══ DATA EXCERPTS

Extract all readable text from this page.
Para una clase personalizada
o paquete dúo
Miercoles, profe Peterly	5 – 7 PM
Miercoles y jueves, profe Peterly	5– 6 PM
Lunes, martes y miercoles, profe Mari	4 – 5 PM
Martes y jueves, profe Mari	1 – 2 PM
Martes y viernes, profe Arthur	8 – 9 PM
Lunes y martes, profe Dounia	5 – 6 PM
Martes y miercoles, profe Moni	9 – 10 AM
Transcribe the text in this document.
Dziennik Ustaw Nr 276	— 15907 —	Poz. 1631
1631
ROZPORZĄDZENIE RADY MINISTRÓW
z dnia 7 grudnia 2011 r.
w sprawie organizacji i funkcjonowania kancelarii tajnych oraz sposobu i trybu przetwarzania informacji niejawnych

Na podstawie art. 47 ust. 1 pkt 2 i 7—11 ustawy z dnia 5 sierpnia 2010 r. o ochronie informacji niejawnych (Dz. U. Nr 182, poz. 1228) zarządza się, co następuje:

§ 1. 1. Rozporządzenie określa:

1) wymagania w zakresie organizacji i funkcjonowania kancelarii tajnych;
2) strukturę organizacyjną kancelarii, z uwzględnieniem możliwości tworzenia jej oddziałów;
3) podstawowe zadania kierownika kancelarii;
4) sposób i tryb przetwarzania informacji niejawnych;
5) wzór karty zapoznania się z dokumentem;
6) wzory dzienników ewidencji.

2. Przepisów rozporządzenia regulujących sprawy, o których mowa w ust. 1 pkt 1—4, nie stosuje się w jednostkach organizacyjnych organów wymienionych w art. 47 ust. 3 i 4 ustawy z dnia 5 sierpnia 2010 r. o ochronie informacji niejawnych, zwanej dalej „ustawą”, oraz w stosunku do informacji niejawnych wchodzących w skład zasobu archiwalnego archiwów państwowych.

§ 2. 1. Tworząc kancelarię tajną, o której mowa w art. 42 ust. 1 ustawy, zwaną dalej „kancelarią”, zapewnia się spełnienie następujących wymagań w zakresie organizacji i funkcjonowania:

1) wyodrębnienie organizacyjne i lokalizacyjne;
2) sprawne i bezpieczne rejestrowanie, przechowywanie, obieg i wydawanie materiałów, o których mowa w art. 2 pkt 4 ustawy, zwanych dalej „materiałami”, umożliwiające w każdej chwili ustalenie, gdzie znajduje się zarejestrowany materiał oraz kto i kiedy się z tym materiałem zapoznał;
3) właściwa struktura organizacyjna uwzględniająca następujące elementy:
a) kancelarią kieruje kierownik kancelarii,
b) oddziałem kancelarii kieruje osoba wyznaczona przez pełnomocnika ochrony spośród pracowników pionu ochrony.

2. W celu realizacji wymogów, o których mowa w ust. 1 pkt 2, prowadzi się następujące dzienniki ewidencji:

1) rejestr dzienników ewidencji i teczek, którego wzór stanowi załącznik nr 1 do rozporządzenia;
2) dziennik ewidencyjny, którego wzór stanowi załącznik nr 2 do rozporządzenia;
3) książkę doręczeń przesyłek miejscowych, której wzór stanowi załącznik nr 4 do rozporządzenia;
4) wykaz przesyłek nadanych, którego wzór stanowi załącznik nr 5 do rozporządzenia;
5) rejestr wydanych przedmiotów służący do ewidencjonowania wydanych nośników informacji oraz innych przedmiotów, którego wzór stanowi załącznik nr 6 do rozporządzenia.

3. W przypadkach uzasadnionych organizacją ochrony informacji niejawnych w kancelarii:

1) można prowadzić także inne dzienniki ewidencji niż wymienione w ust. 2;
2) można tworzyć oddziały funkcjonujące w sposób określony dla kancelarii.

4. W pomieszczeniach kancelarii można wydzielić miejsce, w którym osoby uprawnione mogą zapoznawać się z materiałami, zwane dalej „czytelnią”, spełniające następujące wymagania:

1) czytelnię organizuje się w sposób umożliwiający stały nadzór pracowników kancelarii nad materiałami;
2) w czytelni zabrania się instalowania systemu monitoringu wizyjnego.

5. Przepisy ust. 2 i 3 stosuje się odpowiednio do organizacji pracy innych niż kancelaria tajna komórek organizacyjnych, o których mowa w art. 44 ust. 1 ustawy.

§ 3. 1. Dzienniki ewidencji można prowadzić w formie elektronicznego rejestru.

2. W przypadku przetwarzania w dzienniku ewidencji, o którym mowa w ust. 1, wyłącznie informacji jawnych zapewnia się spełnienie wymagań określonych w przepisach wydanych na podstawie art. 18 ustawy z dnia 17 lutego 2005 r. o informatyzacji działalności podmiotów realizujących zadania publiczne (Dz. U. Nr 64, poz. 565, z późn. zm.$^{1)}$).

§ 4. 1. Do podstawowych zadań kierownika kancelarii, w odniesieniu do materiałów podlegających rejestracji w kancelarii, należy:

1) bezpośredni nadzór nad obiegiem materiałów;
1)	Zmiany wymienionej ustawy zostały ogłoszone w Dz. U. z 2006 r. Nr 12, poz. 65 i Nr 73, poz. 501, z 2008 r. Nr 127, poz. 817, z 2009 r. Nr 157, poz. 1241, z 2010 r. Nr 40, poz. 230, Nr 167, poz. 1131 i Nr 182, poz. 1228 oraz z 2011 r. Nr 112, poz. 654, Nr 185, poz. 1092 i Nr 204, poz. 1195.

════

● **DO THIS**
Reproduce the listing in full. Keep it exactly as written.

● **ANSWER TO THE PROBLEM**
Extract all readable text from this page.
Para una clase personalizada
o paquete dúo
Miercoles, profe Peterly	5 – 7 PM
Miercoles y jueves, profe Peterly	5– 6 PM
Lunes, martes y miercoles, profe Mari	4 – 5 PM
Martes y jueves, profe Mari	1 – 2 PM
Martes y viernes, profe Arthur	8 – 9 PM
Lunes y martes, profe Dounia	5 – 6 PM
Martes y miercoles, profe Moni	9 – 10 AM
Transcribe the text in this document.
Dziennik Ustaw Nr 276	— 15907 —	Poz. 1631
1631
ROZPORZĄDZENIE RADY MINISTRÓW
z dnia 7 grudnia 2011 r.
w sprawie organizacji i funkcjonowania kancelarii tajnych oraz sposobu i trybu przetwarzania informacji niejawnych

Na podstawie art. 47 ust. 1 pkt 2 i 7—11 ustawy z dnia 5 sierpnia 2010 r. o ochronie informacji niejawnych (Dz. U. Nr 182, poz. 1228) zarządza się, co następuje:

§ 1. 1. Rozporządzenie określa:

1) wymagania w zakresie organizacji i funkcjonowania kancelarii tajnych;
2) strukturę organizacyjną kancelarii, z uwzględnieniem możliwości tworzenia jej oddziałów;
3) podstawowe zadania kierownika kancelarii;
4) sposób i tryb przetwarzania informacji niejawnych;
5) wzór karty zapoznania się z dokumentem;
6) wzory dzienników ewidencji.

2. Przepisów rozporządzenia regulujących sprawy, o których mowa w ust. 1 pkt 1—4, nie stosuje się w jednostkach organizacyjnych organów wymienionych w art. 47 ust. 3 i 4 ustawy z dnia 5 sierpnia 2010 r. o ochronie informacji niejawnych, zwanej dalej „ustawą”, oraz w stosunku do informacji niejawnych wchodzących w skład zasobu archiwalnego archiwów państwowych.

§ 2. 1. Tworząc kancelarię tajną, o której mowa w art. 42 ust. 1 ustawy, zwaną dalej „kancelarią”, zapewnia się spełnienie następujących wymagań w zakresie organizacji i funkcjonowania:

1) wyodrębnienie organizacyjne i lokalizacyjne;
2) sprawne i bezpieczne rejestrowanie, przechowywanie, obieg i wydawanie materiałów, o których mowa w art. 2 pkt 4 ustawy, zwanych dalej „materiałami”, umożliwiające w każdej chwili ustalenie, gdzie znajduje się zarejestrowany materiał oraz kto i kiedy się z tym materiałem zapoznał;
3) właściwa struktura organizacyjna uwzględniająca następujące elementy:
a) kancelarią kieruje kierownik kancelarii,
b) oddziałem kancelarii kieruje osoba wyznaczona przez pełnomocnika ochrony spośród pracowników pionu ochrony.

2. W celu realizacji wymogów, o których mowa w ust. 1 pkt 2, prowadzi się następujące dzienniki ewidencji:

1) rejestr dzienników ewidencji i teczek, którego wzór stanowi załącznik nr 1 do rozporządzenia;
2) dziennik ewidencyjny, którego wzór stanowi załącznik nr 2 do rozporządzenia;
3) książkę doręczeń przesyłek miejscowych, której wzór stanowi załącznik nr 4 do rozporządzenia;
4) wykaz przesyłek nadanych, którego wzór stanowi załącznik nr 5 do rozporządzenia;
5) rejestr wydanych przedmiotów służący do ewidencjonowania wydanych nośników informacji oraz innych przedmiotów, którego wzór stanowi załącznik nr 6 do rozporządzenia.

3. W przypadkach uzasadnionych organizacją ochrony informacji niejawnych w kancelarii:

1) można prowadzić także inne dzienniki ewidencji niż wymienione w ust. 2;
2) można tworzyć oddziały funkcjonujące w sposób określony dla kancelarii.

4. W pomieszczeniach kancelarii można wydzielić miejsce, w którym osoby uprawnione mogą zapoznawać się z materiałami, zwane dalej „czytelnią”, spełniające następujące wymagania:

1) czytelnię organizuje się w sposób umożliwiający stały nadzór pracowników kancelarii nad materiałami;
2) w czytelni zabrania się instalowania systemu monitoringu wizyjnego.

5. Przepisy ust. 2 i 3 stosuje się odpowiednio do organizacji pracy innych niż kancelaria tajna komórek organizacyjnych, o których mowa w art. 44 ust. 1 ustawy.

§ 3. 1. Dzienniki ewidencji można prowadzić w formie elektronicznego rejestru.

2. W przypadku przetwarzania w dzienniku ewidencji, o którym mowa w ust. 1, wyłącznie informacji jawnych zapewnia się spełnienie wymagań określonych w przepisach wydanych na podstawie art. 18 ustawy z dnia 17 lutego 2005 r. o informatyzacji działalności podmiotów realizujących zadania publiczne (Dz. U. Nr 64, poz. 565, z późn. zm.$^{1)}$).

§ 4. 1. Do podstawowych zadań kierownika kancelarii, w odniesieniu do materiałów podlegających rejestracji w kancelarii, należy:

1) bezpośredni nadzór nad obiegiem materiałów;
1)	Zmiany wymienionej ustawy zostały ogłoszone w Dz. U. z 2006 r. Nr 12, poz. 65 i Nr 73, poz. 501, z 2008 r. Nr 127, poz. 817, z 2009 r. Nr 157, poz. 1241, z 2010 r. Nr 40, poz. 230, Nr 167, poz. 1131 i Nr 182, poz. 1228 oraz z 2011 r. Nr 112, poz. 654, Nr 185, poz. 1092 i Nr 204, poz. 1195.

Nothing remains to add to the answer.